> **REQUIREMENT**: Edit the passage of the Dark Sector review between "But such is" and "own engine, too.", inclusive, so that "framerate" is replaced with "frame rate", and give the revised passage.

> **EXCERPTED TEXT**:

   Despite borrowing from two other class-leading titles, Dark Sector is still a solid game on its own. But it isn't without its faults. For one, I'd have liked to see the hand-to-hand combat feel a bit sturdier, with an emphasis on combos. I'd have also liked a crouch button to use when you wish to sneak around; otherwise, the only way to crouch in the game is to get near a short object. Next, I suspect those who get motion sickness easily will not be able to tolerate the game's excessive camera-bobbing. And I feel that not having an option to turn it off is poor decision making, as it's a fairly common option to tinker with in other shooters. Another trait missing is the ability to extend your arm and blindly shoot around or over an object/wall, as you lean against it.

   Still, despite that, Dark Sector still makes for an enjoyable experience. It may not feel as epic as a Metal Gear Solid game, but it still boasts enough great features to make the gameplay stand on its own. Additionally, an online multiplayer mode was also a nice touch to a game that could've gotten away without it. While it isn't what I'd call fantastic, as it only features two modes, the online still makes for a decent diversion and is good for up to 10 players. Lastly, you can expect your adventure to last between 10-15 hours, which isn't bad considering some of the 3-5 hour titles we've got out there.

   Naturally, we had always worried about the graphics of the PlayStation 3 version. After word had gotten out that Digital Extremes had problems with the PS3 version running well along the Xbox 360 version, it raised our eyebrows. But Digitial Extremes was quick to state that those issues were resolved, and that both PS3 and Xbox 360 versions looked practically identical. We felt that maybe D.E. was preemptively controlling damage, much like many publishers and developers do.

   But such is not the case; Dark Sector runs very well on the PlayStation 3. The first thing I did was inspect the framerate, as it is the most crippling aspect of an action game; I attempted to nitpick it and paid close attention to it, but didn't find much. It's a solid 30 frames per second, and the image renders at the requisite 720p. Environmental texture detail will become immediately noticeable, as D.E. applied some nice touches to them, in particular dealing with the lighting. Character detail is also solid, but enemies could've used more variation in design. And I will say that some of the bosses are also pretty nice and fairly towering. But Dark Sector isn't perfect, there are some jaggies in the distance, and you'll definitely spot a muddy texture here and there. Still, as a whole, it's a good looking game and it runs on its own engine, too.

Document understanding data:
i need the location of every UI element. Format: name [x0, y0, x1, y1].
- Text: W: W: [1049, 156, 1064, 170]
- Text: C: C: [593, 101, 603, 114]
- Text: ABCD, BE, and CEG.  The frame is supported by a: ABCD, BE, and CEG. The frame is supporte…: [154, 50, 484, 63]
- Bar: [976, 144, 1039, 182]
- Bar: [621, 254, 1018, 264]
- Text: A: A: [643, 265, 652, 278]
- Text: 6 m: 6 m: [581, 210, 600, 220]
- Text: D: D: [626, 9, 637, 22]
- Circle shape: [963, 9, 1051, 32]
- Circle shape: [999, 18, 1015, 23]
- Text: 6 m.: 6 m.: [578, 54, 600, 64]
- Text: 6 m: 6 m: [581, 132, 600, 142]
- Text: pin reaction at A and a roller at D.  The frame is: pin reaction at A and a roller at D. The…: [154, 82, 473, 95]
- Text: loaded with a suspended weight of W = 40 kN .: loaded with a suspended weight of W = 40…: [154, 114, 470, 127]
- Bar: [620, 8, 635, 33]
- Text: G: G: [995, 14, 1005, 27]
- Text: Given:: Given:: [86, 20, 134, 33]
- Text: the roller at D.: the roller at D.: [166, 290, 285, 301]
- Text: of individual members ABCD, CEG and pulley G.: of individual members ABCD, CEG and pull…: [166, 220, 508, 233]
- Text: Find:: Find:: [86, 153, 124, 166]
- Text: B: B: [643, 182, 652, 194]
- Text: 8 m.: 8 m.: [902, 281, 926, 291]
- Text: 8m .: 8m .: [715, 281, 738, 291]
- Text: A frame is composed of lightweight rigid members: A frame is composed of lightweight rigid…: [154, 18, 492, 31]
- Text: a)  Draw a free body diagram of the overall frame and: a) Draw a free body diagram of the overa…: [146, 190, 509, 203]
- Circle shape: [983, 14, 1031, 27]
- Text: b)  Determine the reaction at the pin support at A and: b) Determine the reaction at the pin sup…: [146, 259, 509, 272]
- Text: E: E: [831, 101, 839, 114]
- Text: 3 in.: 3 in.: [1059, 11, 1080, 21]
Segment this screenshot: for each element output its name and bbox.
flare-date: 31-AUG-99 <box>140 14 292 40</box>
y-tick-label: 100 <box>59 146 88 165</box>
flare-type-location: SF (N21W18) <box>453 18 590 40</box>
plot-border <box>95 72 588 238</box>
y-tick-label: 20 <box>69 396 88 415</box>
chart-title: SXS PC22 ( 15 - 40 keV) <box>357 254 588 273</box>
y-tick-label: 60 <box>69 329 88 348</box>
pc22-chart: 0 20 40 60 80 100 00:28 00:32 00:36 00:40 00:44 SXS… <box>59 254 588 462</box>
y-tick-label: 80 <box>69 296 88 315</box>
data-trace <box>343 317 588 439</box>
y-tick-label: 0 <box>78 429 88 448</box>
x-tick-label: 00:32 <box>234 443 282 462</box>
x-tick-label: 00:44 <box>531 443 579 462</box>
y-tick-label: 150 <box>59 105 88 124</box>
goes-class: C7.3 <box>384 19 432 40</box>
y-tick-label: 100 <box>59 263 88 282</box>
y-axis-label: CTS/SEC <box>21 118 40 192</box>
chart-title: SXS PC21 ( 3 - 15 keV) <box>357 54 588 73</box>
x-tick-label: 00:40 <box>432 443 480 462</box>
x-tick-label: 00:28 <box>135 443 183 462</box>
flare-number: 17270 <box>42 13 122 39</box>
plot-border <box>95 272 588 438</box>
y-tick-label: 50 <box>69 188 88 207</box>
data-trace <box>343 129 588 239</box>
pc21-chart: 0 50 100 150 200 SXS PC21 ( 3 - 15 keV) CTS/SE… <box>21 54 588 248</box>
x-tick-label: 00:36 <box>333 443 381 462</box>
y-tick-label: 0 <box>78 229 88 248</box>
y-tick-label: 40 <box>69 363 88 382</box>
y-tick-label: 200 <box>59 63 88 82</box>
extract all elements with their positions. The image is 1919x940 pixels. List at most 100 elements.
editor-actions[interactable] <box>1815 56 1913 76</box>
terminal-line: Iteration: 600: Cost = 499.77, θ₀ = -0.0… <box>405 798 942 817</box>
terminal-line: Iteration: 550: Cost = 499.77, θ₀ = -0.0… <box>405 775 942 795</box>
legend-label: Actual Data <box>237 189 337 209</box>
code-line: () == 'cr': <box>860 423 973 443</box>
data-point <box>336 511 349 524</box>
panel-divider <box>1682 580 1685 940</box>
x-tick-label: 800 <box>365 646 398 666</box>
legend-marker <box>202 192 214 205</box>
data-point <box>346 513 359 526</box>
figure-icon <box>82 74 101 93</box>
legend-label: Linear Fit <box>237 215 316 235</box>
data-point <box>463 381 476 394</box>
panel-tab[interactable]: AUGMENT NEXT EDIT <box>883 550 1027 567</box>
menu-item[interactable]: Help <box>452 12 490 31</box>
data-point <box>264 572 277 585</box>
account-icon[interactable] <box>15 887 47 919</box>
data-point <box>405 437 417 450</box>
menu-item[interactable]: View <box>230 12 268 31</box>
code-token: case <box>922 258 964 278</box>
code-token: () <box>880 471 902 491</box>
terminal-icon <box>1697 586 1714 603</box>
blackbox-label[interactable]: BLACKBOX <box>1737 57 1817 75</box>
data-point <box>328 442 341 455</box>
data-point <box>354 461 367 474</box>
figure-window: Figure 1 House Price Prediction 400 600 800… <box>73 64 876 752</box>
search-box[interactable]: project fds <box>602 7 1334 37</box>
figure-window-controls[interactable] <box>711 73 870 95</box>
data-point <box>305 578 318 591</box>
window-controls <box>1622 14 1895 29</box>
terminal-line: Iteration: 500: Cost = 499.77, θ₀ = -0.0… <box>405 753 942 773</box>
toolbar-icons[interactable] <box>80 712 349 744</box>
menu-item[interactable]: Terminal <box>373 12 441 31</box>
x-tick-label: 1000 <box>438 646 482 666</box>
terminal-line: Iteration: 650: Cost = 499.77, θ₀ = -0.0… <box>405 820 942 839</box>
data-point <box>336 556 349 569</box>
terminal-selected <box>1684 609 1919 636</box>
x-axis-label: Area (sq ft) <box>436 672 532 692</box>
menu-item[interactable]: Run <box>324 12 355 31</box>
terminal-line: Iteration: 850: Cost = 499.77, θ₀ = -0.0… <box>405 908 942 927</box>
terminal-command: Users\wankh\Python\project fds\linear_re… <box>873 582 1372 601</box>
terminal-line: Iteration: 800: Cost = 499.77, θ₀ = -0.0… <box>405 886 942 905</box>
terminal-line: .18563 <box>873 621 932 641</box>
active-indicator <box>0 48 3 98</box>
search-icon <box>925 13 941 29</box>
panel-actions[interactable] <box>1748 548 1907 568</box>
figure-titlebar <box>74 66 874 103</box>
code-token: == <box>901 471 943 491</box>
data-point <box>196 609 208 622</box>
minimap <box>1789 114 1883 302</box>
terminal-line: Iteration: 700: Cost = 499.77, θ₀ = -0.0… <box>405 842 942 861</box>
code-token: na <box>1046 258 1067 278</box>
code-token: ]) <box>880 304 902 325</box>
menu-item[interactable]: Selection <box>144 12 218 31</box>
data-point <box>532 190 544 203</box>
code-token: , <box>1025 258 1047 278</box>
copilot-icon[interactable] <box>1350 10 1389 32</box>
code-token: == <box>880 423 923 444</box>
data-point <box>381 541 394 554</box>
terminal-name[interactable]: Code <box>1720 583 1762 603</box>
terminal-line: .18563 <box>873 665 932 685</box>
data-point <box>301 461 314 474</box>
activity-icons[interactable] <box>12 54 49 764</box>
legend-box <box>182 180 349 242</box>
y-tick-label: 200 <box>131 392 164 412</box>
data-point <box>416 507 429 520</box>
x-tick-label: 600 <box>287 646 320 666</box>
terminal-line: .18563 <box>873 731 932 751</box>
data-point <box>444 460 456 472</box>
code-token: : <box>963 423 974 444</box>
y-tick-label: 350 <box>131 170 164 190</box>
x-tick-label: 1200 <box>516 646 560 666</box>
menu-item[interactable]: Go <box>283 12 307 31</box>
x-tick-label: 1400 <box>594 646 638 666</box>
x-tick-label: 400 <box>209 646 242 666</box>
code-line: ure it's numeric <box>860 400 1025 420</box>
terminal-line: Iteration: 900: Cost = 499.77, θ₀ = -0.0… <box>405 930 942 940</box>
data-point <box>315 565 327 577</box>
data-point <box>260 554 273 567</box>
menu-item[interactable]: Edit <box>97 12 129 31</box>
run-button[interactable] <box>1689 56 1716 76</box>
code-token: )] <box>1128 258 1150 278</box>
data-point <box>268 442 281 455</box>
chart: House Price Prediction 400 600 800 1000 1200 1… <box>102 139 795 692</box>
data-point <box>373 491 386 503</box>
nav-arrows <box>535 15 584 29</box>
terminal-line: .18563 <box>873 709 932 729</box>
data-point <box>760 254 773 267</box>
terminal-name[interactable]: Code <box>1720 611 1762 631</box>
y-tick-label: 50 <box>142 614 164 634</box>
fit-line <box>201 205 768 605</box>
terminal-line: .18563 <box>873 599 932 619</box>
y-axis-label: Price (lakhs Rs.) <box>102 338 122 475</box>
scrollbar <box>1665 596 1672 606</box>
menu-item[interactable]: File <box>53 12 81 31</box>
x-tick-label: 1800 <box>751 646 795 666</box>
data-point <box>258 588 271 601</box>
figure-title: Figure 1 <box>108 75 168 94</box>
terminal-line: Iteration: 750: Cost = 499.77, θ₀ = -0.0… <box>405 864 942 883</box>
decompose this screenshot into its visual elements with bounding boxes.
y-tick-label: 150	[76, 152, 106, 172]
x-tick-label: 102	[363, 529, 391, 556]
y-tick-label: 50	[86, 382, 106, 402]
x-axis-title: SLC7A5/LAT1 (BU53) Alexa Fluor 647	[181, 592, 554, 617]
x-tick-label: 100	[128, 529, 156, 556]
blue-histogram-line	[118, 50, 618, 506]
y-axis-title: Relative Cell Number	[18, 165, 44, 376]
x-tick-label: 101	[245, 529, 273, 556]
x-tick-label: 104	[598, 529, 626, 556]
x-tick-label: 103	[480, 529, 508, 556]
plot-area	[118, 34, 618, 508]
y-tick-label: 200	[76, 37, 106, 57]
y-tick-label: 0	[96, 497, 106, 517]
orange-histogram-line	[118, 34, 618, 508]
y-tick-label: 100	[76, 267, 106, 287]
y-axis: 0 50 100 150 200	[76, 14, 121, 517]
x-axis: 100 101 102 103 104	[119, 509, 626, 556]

> **OUTPUT FOR THIS EXERCISE**:
But such is not the case; Dark Sector runs very well on the PlayStation 3. The first thing I did was inspect the frame rate, as it is the most crippling aspect of an action game; I attempted to nitpick it and paid close attention to it, but didn't find much. It's a solid 30 frames per second, and the image renders at the requisite 720p. Environmental texture detail will become immediately noticeable, as D.E. applied some nice touches to them, in particular dealing with the lighting. Character detail is also solid, but enemies could've used more variation in design. And I will say that some of the bosses are also pretty nice and fairly towering. But Dark Sector isn't perfect, there are some jaggies in the distance, and you'll definitely spot a muddy texture here and there. Still, as a whole, it's a good looking game and it runs on its own engine, too.